Written exercise: Copy out each line below that has the word "JSON" in it.

Stored dataset items
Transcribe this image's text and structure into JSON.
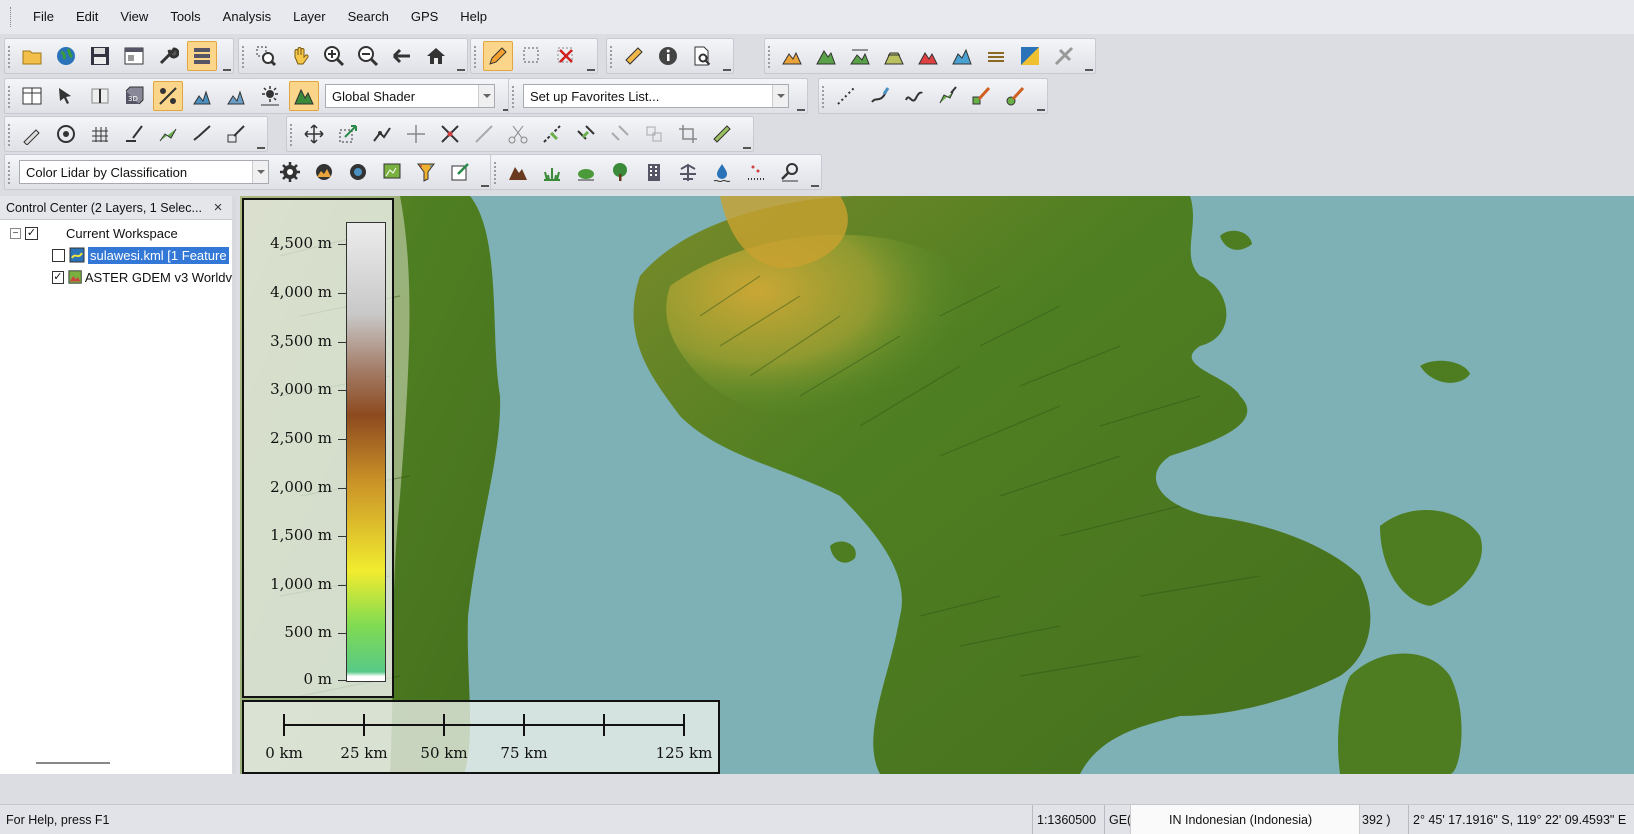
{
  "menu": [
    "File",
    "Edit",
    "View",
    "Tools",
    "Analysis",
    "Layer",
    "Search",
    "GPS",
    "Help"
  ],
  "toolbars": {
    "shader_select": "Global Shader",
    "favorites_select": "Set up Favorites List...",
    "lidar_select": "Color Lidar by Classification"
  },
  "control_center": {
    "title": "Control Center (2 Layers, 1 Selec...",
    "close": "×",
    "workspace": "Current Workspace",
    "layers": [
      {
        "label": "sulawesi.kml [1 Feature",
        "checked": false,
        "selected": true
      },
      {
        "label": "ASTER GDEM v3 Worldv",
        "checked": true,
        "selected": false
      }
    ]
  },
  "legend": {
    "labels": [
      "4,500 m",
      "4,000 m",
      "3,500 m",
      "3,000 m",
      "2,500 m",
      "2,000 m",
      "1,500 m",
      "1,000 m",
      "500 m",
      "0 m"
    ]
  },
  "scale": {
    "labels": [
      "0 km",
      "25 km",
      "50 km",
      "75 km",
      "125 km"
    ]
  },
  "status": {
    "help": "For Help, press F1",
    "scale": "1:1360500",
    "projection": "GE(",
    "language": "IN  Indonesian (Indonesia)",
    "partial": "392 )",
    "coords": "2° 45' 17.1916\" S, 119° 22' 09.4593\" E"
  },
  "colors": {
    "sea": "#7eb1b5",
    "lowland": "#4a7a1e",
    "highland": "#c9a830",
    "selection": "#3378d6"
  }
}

...

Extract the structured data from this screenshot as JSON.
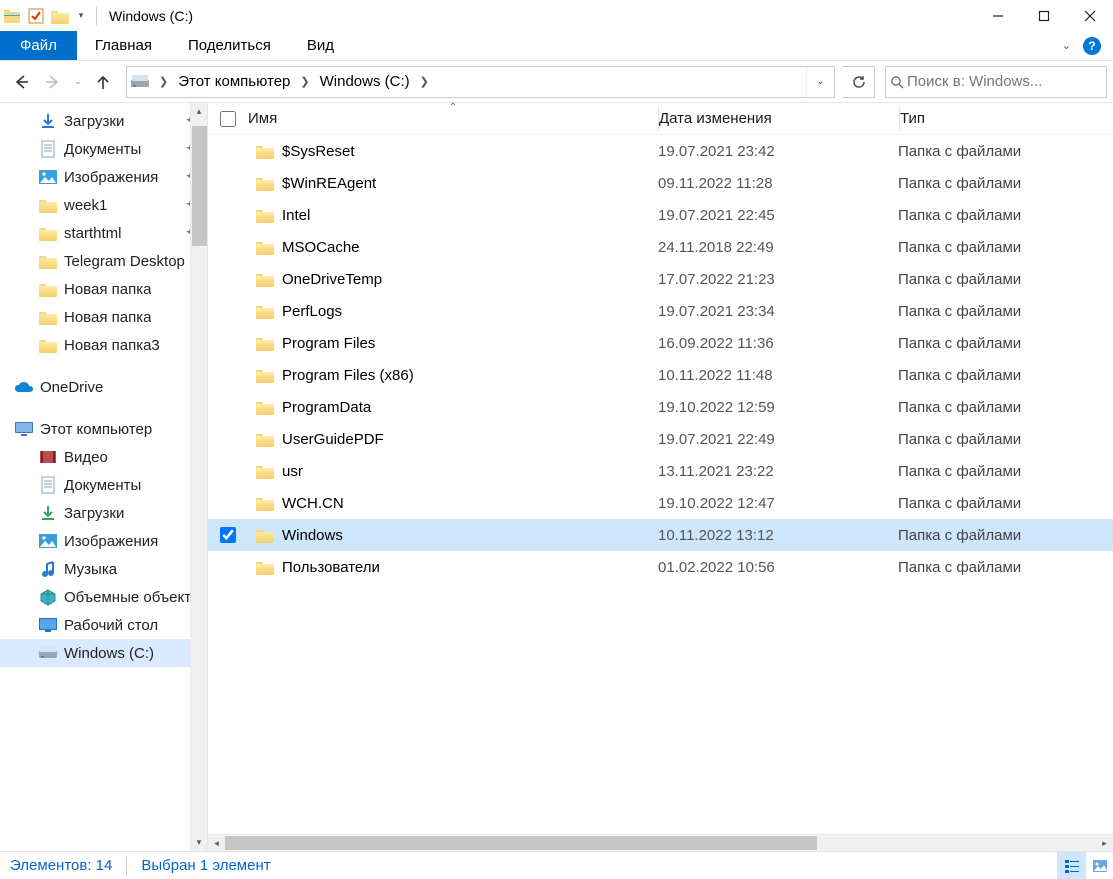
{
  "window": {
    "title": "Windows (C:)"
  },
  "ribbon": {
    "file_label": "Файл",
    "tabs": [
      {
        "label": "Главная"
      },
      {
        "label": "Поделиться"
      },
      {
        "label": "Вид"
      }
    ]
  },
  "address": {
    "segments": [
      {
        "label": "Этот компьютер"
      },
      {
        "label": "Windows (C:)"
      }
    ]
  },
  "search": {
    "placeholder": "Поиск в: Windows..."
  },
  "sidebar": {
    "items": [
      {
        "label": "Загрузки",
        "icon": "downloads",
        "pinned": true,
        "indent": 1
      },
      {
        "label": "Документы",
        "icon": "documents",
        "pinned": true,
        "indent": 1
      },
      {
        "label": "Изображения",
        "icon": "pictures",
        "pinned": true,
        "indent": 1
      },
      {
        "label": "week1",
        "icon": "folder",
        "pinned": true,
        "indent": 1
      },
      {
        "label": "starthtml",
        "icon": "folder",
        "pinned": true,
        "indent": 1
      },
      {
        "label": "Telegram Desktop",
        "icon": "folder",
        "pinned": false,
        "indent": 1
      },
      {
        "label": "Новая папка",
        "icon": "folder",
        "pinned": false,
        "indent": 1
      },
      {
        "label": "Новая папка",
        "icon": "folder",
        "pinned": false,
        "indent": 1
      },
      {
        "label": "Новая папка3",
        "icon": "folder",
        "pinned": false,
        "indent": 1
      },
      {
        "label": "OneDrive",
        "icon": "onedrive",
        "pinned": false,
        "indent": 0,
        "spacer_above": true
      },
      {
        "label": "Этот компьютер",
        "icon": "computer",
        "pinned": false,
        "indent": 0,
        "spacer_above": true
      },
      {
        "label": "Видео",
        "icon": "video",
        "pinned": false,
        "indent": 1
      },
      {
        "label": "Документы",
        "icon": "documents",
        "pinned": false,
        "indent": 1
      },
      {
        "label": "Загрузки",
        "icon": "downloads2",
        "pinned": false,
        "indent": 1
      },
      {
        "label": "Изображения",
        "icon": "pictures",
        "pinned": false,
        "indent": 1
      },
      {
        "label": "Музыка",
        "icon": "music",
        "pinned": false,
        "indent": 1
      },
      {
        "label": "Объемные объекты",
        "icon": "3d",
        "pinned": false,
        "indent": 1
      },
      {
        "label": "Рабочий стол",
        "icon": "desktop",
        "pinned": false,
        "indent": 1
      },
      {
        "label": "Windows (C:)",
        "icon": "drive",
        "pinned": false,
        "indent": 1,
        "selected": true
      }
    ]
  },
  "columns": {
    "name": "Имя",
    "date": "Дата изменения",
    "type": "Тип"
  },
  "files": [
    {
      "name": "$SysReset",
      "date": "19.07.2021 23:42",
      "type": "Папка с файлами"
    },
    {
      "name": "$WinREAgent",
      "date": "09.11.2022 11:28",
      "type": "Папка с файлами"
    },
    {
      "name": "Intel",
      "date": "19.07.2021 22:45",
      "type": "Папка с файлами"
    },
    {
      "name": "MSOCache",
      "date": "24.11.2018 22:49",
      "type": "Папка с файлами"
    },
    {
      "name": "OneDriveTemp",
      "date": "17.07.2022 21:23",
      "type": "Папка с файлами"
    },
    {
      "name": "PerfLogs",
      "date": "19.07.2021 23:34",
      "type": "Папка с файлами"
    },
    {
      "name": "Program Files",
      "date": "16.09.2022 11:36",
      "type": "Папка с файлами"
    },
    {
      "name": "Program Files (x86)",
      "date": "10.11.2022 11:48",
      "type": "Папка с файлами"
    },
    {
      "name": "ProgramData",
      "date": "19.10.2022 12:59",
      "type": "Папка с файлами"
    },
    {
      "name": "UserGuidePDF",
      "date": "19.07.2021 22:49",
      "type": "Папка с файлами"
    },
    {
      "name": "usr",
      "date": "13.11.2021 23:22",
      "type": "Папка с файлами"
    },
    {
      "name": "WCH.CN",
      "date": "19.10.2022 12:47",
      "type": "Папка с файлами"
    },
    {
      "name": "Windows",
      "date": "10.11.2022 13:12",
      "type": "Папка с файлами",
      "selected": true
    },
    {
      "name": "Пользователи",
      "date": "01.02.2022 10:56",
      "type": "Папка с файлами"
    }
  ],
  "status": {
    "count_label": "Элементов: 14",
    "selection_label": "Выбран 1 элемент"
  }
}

Answer to the problem:
Transcribe this image's text and structure into JSON.
Extract the structured data from this screenshot as JSON.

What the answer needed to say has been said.